■ **The exercise**
Each line in the entries below that holds the string "страны" is to be listed.

-- Start The data --

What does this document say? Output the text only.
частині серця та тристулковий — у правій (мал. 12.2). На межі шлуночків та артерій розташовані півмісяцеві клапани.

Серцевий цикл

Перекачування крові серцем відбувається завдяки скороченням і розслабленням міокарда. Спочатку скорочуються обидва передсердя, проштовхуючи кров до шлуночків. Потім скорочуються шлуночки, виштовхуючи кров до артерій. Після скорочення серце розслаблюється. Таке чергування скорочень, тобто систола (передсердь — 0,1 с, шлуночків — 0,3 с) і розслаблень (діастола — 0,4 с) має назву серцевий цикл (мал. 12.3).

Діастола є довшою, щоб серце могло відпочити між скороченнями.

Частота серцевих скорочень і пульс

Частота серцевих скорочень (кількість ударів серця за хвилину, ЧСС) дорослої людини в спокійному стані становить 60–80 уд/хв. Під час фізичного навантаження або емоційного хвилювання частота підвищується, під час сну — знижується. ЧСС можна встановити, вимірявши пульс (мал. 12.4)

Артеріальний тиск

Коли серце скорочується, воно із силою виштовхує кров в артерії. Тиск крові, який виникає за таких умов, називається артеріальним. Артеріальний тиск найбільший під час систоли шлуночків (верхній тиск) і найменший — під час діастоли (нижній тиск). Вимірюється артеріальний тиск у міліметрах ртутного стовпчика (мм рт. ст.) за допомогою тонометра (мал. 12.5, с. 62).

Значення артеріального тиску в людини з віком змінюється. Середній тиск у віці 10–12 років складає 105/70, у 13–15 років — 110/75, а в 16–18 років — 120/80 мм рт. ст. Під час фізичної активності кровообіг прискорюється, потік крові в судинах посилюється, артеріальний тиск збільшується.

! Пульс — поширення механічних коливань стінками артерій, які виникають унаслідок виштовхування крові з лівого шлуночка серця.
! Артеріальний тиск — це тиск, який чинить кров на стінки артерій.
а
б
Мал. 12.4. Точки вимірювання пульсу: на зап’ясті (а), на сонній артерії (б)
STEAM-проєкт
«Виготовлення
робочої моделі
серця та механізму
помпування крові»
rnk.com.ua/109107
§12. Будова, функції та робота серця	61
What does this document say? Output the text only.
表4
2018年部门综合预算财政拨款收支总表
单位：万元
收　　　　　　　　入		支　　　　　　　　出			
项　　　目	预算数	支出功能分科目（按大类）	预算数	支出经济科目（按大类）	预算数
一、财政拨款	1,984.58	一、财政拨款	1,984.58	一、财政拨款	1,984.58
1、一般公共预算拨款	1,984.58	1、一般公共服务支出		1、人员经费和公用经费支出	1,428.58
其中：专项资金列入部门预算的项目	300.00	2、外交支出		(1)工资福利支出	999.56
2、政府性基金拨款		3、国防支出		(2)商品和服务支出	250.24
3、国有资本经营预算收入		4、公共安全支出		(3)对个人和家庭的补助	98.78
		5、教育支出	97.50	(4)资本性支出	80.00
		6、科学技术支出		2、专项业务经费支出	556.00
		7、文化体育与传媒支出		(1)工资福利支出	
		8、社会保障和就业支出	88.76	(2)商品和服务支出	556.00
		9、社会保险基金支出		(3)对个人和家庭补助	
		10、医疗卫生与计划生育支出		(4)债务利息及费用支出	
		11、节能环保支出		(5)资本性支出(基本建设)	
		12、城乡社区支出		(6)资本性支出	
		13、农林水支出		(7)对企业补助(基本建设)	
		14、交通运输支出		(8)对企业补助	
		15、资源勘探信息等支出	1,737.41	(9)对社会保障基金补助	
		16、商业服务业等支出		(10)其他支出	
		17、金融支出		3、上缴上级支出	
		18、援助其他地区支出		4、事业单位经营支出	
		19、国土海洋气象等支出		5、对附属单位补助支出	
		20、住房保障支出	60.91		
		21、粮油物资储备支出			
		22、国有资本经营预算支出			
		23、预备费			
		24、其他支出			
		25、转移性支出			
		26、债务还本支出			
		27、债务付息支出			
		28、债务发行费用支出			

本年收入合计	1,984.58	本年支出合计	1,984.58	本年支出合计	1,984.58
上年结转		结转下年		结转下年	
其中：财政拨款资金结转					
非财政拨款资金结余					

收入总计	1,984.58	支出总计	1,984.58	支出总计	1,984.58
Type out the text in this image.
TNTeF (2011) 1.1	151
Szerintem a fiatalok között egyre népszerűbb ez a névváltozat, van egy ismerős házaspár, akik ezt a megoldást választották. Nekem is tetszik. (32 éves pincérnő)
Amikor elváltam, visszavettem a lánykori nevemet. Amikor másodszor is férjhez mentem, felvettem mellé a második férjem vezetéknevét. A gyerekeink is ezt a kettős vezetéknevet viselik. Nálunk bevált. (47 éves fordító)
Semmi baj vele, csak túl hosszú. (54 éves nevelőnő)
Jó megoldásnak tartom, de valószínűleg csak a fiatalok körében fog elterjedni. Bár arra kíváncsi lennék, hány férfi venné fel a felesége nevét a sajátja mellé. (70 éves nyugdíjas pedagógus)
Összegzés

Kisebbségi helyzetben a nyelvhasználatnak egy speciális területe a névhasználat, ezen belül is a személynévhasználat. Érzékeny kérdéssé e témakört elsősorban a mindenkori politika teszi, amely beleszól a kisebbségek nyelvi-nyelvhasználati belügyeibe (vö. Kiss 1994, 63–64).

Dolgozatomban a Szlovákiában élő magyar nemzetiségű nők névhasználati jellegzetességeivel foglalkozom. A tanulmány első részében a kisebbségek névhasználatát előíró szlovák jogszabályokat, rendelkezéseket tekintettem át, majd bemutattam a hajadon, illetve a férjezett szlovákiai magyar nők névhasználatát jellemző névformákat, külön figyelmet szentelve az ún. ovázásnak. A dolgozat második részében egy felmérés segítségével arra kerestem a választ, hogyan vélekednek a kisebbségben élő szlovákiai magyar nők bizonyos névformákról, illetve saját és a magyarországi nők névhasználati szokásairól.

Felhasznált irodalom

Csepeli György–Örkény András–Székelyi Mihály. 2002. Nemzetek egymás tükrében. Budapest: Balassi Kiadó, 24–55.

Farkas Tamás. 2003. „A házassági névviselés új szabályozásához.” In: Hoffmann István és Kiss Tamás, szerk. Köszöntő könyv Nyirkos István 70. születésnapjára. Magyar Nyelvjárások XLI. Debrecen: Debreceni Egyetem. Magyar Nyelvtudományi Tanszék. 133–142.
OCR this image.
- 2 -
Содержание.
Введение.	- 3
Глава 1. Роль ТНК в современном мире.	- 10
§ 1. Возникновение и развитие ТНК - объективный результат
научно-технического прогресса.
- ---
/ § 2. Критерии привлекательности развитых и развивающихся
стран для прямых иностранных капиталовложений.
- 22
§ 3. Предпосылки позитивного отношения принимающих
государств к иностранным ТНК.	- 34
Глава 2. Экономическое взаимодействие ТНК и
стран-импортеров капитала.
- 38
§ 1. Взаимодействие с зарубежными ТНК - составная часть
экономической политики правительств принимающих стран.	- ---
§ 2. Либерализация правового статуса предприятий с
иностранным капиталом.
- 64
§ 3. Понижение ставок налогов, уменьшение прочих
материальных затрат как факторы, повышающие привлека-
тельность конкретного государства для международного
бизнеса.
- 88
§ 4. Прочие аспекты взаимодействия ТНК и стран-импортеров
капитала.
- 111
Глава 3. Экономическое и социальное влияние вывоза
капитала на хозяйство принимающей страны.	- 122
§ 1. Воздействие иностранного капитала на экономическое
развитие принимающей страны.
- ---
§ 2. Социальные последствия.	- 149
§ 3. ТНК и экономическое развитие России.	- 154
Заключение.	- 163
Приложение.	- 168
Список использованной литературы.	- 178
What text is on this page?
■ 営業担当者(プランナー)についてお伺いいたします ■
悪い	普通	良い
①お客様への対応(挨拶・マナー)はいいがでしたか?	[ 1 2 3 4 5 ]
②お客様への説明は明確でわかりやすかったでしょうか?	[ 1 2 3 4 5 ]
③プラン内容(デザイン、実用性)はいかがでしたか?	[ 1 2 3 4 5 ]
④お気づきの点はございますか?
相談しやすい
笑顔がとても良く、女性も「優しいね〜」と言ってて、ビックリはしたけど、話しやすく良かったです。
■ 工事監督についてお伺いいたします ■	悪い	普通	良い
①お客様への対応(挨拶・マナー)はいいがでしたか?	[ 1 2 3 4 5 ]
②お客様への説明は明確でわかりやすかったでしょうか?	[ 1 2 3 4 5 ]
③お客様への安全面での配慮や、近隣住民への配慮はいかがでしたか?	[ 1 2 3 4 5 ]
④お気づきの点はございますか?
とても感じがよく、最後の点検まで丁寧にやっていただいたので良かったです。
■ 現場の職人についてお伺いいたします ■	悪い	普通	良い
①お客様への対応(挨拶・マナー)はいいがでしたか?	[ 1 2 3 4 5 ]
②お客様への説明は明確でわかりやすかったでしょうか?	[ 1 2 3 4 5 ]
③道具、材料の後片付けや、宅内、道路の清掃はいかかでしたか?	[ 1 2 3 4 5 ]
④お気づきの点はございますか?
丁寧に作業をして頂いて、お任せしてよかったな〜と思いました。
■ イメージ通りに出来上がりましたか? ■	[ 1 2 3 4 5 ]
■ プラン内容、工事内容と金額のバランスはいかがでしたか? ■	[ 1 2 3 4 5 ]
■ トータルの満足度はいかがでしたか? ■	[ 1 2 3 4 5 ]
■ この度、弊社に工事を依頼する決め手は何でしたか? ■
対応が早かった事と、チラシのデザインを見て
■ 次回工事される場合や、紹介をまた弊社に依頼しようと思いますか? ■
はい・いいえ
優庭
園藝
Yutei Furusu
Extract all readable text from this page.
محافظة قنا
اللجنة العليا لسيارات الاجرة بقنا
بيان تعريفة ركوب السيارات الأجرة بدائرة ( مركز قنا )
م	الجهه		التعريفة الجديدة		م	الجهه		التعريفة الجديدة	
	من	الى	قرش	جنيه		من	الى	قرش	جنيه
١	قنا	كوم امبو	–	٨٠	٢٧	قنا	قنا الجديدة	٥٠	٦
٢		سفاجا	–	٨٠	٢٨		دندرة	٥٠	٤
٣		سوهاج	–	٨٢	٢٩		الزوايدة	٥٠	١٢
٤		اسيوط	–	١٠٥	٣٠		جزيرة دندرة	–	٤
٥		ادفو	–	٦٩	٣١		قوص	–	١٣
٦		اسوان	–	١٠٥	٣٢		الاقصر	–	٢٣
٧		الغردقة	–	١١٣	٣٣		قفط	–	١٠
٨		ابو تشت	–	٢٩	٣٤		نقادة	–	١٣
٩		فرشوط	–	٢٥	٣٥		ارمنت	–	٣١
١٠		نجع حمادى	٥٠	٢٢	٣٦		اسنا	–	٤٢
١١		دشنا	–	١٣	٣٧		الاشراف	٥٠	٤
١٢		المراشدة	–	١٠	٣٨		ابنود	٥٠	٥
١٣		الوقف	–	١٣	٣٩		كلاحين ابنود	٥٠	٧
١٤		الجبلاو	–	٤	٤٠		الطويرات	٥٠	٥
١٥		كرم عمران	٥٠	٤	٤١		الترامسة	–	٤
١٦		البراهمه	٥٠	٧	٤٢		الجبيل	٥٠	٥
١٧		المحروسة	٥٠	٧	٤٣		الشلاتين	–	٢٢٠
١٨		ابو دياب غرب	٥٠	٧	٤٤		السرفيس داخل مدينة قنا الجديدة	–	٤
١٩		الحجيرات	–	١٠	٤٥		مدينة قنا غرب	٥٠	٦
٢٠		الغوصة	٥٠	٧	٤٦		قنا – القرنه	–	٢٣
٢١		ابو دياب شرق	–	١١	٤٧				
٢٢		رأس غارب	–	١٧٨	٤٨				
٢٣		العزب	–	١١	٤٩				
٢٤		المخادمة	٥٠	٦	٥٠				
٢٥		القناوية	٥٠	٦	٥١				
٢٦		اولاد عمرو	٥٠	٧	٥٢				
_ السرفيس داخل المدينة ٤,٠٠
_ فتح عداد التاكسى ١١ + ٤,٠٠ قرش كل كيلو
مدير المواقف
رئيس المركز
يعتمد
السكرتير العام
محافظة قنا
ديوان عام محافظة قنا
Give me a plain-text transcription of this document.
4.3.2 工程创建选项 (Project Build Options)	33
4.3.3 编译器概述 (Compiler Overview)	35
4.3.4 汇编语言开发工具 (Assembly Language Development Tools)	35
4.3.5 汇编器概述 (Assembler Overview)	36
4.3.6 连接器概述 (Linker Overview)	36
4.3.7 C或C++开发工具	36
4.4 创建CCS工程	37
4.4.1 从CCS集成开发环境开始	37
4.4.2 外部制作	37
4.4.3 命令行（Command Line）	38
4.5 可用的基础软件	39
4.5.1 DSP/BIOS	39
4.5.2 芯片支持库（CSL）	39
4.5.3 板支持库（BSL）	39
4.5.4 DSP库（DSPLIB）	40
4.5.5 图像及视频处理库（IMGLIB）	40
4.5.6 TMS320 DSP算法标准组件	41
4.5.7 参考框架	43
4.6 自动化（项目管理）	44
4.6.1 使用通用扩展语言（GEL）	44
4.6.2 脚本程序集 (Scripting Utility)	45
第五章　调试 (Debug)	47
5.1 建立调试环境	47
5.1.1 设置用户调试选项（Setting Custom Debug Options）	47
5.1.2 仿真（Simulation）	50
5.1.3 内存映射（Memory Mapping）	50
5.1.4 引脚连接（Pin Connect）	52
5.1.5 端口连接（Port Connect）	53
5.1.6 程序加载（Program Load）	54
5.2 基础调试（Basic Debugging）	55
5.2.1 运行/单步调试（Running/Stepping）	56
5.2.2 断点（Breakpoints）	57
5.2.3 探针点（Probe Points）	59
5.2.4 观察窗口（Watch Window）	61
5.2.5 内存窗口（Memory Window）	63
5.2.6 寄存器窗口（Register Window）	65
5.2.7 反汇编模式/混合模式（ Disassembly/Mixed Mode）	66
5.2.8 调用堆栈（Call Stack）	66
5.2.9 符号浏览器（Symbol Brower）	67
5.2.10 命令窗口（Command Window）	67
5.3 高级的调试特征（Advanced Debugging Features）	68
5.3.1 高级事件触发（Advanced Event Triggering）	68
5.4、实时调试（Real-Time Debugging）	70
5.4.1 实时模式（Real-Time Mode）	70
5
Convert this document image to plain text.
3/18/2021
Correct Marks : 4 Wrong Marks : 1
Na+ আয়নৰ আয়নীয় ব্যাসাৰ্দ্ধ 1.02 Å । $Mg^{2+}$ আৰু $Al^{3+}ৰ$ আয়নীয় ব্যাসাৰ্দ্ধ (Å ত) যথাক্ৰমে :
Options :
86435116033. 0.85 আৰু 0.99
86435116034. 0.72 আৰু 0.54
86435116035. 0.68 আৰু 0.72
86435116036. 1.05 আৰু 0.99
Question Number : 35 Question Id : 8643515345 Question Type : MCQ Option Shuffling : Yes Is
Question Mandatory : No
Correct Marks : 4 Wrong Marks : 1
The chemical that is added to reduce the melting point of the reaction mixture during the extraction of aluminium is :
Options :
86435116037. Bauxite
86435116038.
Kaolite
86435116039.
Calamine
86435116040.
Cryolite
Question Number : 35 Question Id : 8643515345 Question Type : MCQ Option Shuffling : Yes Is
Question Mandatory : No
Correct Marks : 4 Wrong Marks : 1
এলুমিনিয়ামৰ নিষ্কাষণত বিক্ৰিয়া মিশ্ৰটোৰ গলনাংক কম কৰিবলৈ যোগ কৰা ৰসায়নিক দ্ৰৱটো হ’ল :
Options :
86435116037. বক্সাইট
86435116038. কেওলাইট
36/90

-- End The data --

■ **Answer to this exercise**
капитала на хозяйство принимающей страны.	- 122
развитие принимающей страны.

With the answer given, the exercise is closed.